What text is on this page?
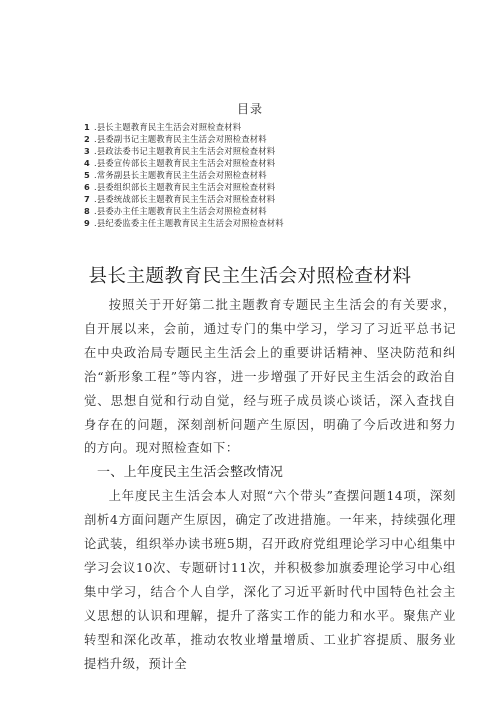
目录
1 .县长主题教育民主生活会对照检查材料
2 .县委副书记主题教育民主生活会对照检查材料
3 .县政法委书记主题教育民主生活会对照检查材料
4 .县委宣传部长主题教育民主生活会对照检查材料
5 .常务副县长主题教育民主生活会对照检查材料
6 .县委组织部长主题教育民主生活会对照检查材料
7 .县委统战部长主题教育民主生活会对照检查材料
8 .县委办主任主题教育民主生活会对照检查材料
9 .县纪委监委主任主题教育民主生活会对照检查材料
县长主题教育民主生活会对照检查材料

按照关于开好第二批主题教育专题民主生活会的有关要求，自开展以来，会前，通过专门的集中学习，学习了习近平总书记在中央政治局专题民主生活会上的重要讲话精神、坚决防范和纠治“新形象工程”等内容，进一步增强了开好民主生活会的政治自觉、思想自觉和行动自觉，经与班子成员谈心谈话，深入查找自身存在的问题，深刻剖析问题产生原因，明确了今后改进和努力的方向。现对照检查如下：

一、上年度民主生活会整改情况

上年度民主生活会本人对照“六个带头”查摆问题14项，深刻剖析4方面问题产生原因，确定了改进措施。一年来，持续强化理论武装，组织举办读书班5期，召开政府党组理论学习中心组集中学习会议10次、专题研讨11次，并积极参加旗委理论学习中心组集中学习，结合个人自学，深化了习近平新时代中国特色社会主义思想的认识和理解，提升了落实工作的能力和水平。聚焦产业转型和深化改革，推动农牧业增量增质、工业扩容提质、服务业提档升级，预计全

• • • • •

EXERCISE GOAL:
Repeat the listing above exactly, with no pictures.

FULL ANSWER:
What text is on this page?
目录
1 .县长主题教育民主生活会对照检查材料
2 .县委副书记主题教育民主生活会对照检查材料
3 .县政法委书记主题教育民主生活会对照检查材料
4 .县委宣传部长主题教育民主生活会对照检查材料
5 .常务副县长主题教育民主生活会对照检查材料
6 .县委组织部长主题教育民主生活会对照检查材料
7 .县委统战部长主题教育民主生活会对照检查材料
8 .县委办主任主题教育民主生活会对照检查材料
9 .县纪委监委主任主题教育民主生活会对照检查材料
县长主题教育民主生活会对照检查材料

按照关于开好第二批主题教育专题民主生活会的有关要求，自开展以来，会前，通过专门的集中学习，学习了习近平总书记在中央政治局专题民主生活会上的重要讲话精神、坚决防范和纠治“新形象工程”等内容，进一步增强了开好民主生活会的政治自觉、思想自觉和行动自觉，经与班子成员谈心谈话，深入查找自身存在的问题，深刻剖析问题产生原因，明确了今后改进和努力的方向。现对照检查如下：

一、上年度民主生活会整改情况

上年度民主生活会本人对照“六个带头”查摆问题14项，深刻剖析4方面问题产生原因，确定了改进措施。一年来，持续强化理论武装，组织举办读书班5期，召开政府党组理论学习中心组集中学习会议10次、专题研讨11次，并积极参加旗委理论学习中心组集中学习，结合个人自学，深化了习近平新时代中国特色社会主义思想的认识和理解，提升了落实工作的能力和水平。聚焦产业转型和深化改革，推动农牧业增量增质、工业扩容提质、服务业提档升级，预计全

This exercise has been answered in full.